Dataset entries on figures
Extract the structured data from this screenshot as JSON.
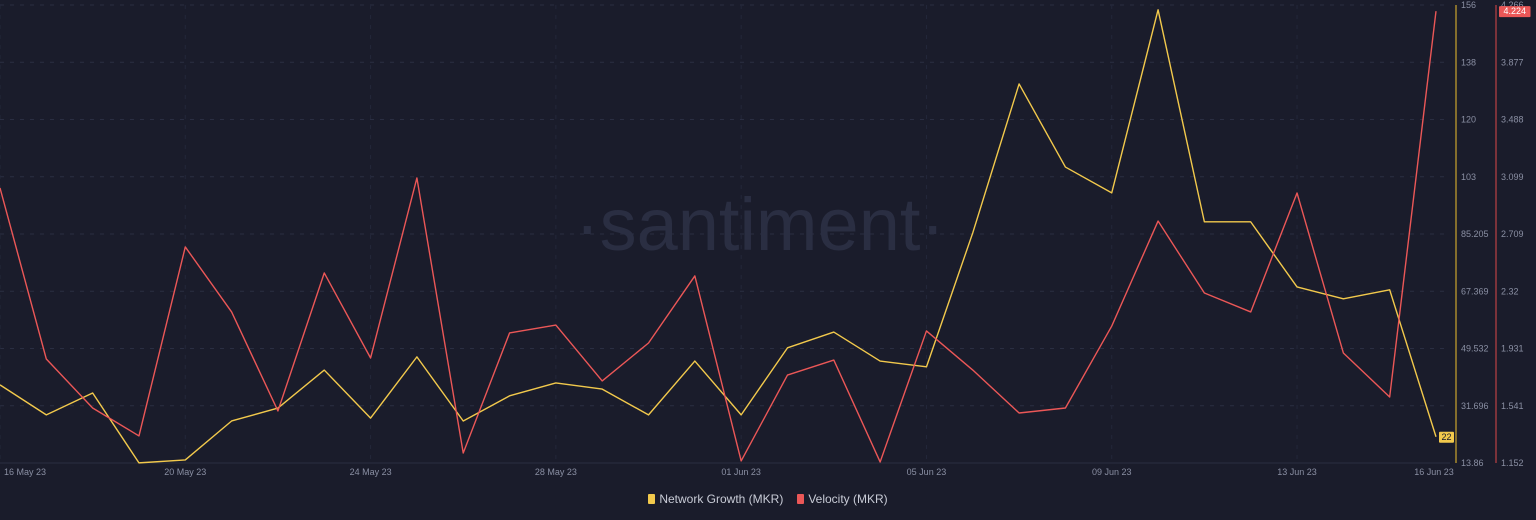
{
  "watermark": "·santiment·",
  "chart_data": {
    "type": "line",
    "x": [
      "16 May 23",
      "17 May 23",
      "18 May 23",
      "19 May 23",
      "20 May 23",
      "21 May 23",
      "22 May 23",
      "23 May 23",
      "24 May 23",
      "25 May 23",
      "26 May 23",
      "27 May 23",
      "28 May 23",
      "29 May 23",
      "30 May 23",
      "31 May 23",
      "01 Jun 23",
      "02 Jun 23",
      "03 Jun 23",
      "04 Jun 23",
      "05 Jun 23",
      "06 Jun 23",
      "07 Jun 23",
      "08 Jun 23",
      "09 Jun 23",
      "10 Jun 23",
      "11 Jun 23",
      "12 Jun 23",
      "13 Jun 23",
      "14 Jun 23",
      "15 Jun 23",
      "16 Jun 23"
    ],
    "x_tick_labels": [
      "16 May 23",
      "20 May 23",
      "24 May 23",
      "28 May 23",
      "01 Jun 23",
      "05 Jun 23",
      "09 Jun 23",
      "13 Jun 23",
      "16 Jun 23"
    ],
    "series": [
      {
        "name": "Network Growth (MKR)",
        "color": "#f2c94c",
        "axis": "left-inner",
        "ylim": [
          13.86,
          156
        ],
        "tick_labels": [
          "156",
          "138",
          "120",
          "103",
          "85.205",
          "67.369",
          "49.532",
          "31.696",
          "13.86"
        ],
        "last_value_label": "22",
        "values": [
          38.1,
          28.8,
          35.6,
          13.9,
          14.8,
          26.9,
          30.9,
          42.7,
          27.8,
          46.8,
          26.9,
          34.7,
          38.7,
          36.8,
          28.8,
          45.5,
          28.8,
          49.6,
          54.5,
          45.5,
          43.7,
          85.3,
          131.5,
          105.7,
          97.7,
          154.5,
          88.7,
          88.7,
          68.5,
          64.8,
          67.6,
          22
        ]
      },
      {
        "name": "Velocity (MKR)",
        "color": "#eb5757",
        "axis": "right",
        "ylim": [
          1.152,
          4.266
        ],
        "tick_labels": [
          "4.266",
          "3.877",
          "3.488",
          "3.099",
          "2.709",
          "2.32",
          "1.931",
          "1.541",
          "1.152"
        ],
        "last_value_label": "4.224",
        "values": [
          3.022,
          1.859,
          1.526,
          1.336,
          2.621,
          2.179,
          1.506,
          2.444,
          1.866,
          3.09,
          1.22,
          2.036,
          2.09,
          1.71,
          1.968,
          2.424,
          1.166,
          1.75,
          1.852,
          1.159,
          2.05,
          1.784,
          1.492,
          1.526,
          2.083,
          2.797,
          2.308,
          2.179,
          2.988,
          1.9,
          1.601,
          4.224
        ]
      }
    ],
    "grid": true,
    "legend": "bottom-center"
  }
}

**Your objective**
Retype each record exactly as it stands, but do not include the pictures.

**Output of the task**
Extract the structured data from this screenshot as JSON.
{
  "watermark": "·santiment·",
  "chart_data": {
    "type": "line",
    "x": [
      "16 May 23",
      "17 May 23",
      "18 May 23",
      "19 May 23",
      "20 May 23",
      "21 May 23",
      "22 May 23",
      "23 May 23",
      "24 May 23",
      "25 May 23",
      "26 May 23",
      "27 May 23",
      "28 May 23",
      "29 May 23",
      "30 May 23",
      "31 May 23",
      "01 Jun 23",
      "02 Jun 23",
      "03 Jun 23",
      "04 Jun 23",
      "05 Jun 23",
      "06 Jun 23",
      "07 Jun 23",
      "08 Jun 23",
      "09 Jun 23",
      "10 Jun 23",
      "11 Jun 23",
      "12 Jun 23",
      "13 Jun 23",
      "14 Jun 23",
      "15 Jun 23",
      "16 Jun 23"
    ],
    "x_tick_labels": [
      "16 May 23",
      "20 May 23",
      "24 May 23",
      "28 May 23",
      "01 Jun 23",
      "05 Jun 23",
      "09 Jun 23",
      "13 Jun 23",
      "16 Jun 23"
    ],
    "series": [
      {
        "name": "Network Growth (MKR)",
        "color": "#f2c94c",
        "axis": "left-inner",
        "ylim": [
          13.86,
          156
        ],
        "tick_labels": [
          "156",
          "138",
          "120",
          "103",
          "85.205",
          "67.369",
          "49.532",
          "31.696",
          "13.86"
        ],
        "last_value_label": "22",
        "values": [
          38.1,
          28.8,
          35.6,
          13.9,
          14.8,
          26.9,
          30.9,
          42.7,
          27.8,
          46.8,
          26.9,
          34.7,
          38.7,
          36.8,
          28.8,
          45.5,
          28.8,
          49.6,
          54.5,
          45.5,
          43.7,
          85.3,
          131.5,
          105.7,
          97.7,
          154.5,
          88.7,
          88.7,
          68.5,
          64.8,
          67.6,
          22
        ]
      },
      {
        "name": "Velocity (MKR)",
        "color": "#eb5757",
        "axis": "right",
        "ylim": [
          1.152,
          4.266
        ],
        "tick_labels": [
          "4.266",
          "3.877",
          "3.488",
          "3.099",
          "2.709",
          "2.32",
          "1.931",
          "1.541",
          "1.152"
        ],
        "last_value_label": "4.224",
        "values": [
          3.022,
          1.859,
          1.526,
          1.336,
          2.621,
          2.179,
          1.506,
          2.444,
          1.866,
          3.09,
          1.22,
          2.036,
          2.09,
          1.71,
          1.968,
          2.424,
          1.166,
          1.75,
          1.852,
          1.159,
          2.05,
          1.784,
          1.492,
          1.526,
          2.083,
          2.797,
          2.308,
          2.179,
          2.988,
          1.9,
          1.601,
          4.224
        ]
      }
    ],
    "grid": true,
    "legend": "bottom-center"
  }
}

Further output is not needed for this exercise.